→ **WHAT THE EXERCISE ASKS**: Check each line of the material below for "besar", then copy the ones that contain it.

------ RECORDS FOR THE TASK

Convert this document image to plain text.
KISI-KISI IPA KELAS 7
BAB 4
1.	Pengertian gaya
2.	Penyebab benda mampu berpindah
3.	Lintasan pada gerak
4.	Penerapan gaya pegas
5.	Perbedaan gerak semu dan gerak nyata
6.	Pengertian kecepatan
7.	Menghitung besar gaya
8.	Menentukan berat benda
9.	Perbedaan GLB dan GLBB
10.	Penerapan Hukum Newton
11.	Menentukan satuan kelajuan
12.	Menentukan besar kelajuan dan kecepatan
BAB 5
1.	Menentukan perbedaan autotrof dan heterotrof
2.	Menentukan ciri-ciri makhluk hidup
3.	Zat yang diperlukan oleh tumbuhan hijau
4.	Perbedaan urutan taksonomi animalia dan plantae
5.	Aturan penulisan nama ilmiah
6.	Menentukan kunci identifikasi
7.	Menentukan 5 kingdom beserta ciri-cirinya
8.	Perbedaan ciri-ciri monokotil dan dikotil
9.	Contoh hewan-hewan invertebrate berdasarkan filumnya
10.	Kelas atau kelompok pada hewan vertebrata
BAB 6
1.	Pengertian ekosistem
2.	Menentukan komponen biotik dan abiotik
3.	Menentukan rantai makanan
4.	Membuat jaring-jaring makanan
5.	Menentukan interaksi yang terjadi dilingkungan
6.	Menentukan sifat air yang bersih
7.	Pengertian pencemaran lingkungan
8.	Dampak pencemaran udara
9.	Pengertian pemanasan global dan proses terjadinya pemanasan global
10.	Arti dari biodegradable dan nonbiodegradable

------------
------ RECORDS FOR THE TASK

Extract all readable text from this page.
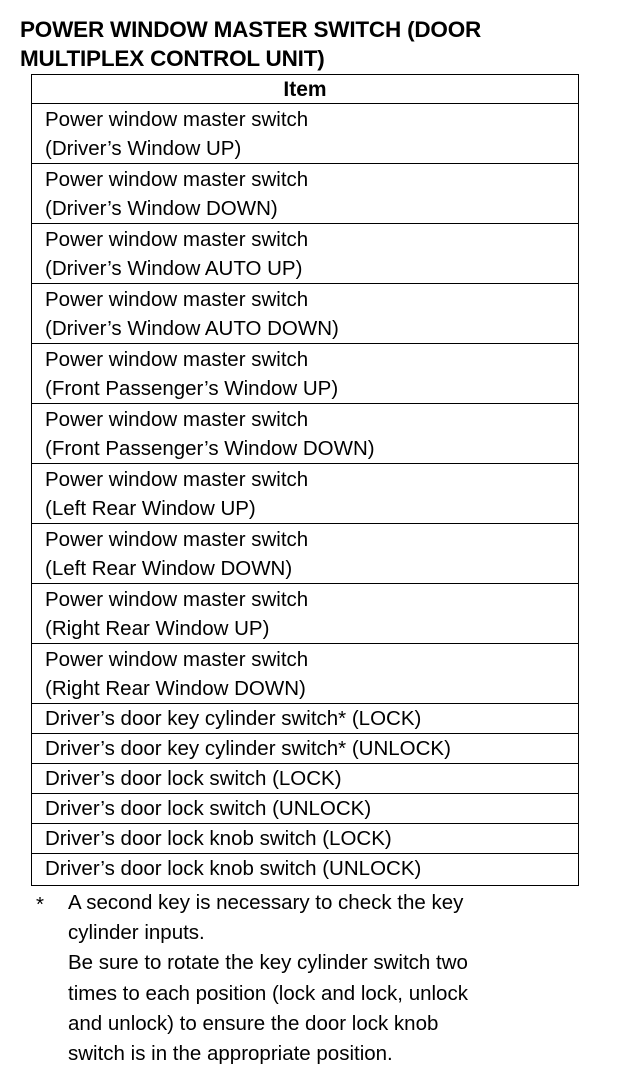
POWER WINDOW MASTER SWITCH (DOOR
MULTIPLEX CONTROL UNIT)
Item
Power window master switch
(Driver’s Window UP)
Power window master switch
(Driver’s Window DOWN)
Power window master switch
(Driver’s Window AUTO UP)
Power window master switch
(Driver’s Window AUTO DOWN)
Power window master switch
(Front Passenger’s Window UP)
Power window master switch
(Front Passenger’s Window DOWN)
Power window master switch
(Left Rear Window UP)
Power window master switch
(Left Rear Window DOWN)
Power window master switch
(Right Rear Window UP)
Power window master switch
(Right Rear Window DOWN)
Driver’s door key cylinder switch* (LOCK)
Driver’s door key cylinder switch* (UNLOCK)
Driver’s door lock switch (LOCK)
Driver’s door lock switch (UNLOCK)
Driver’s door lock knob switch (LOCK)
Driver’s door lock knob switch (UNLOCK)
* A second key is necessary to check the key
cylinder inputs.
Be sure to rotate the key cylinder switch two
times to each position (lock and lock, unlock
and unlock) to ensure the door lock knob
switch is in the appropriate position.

------------

→ **IN RESPONSE**:
7.	Menghitung besar gaya
12.	Menentukan besar kelajuan dan kecepatan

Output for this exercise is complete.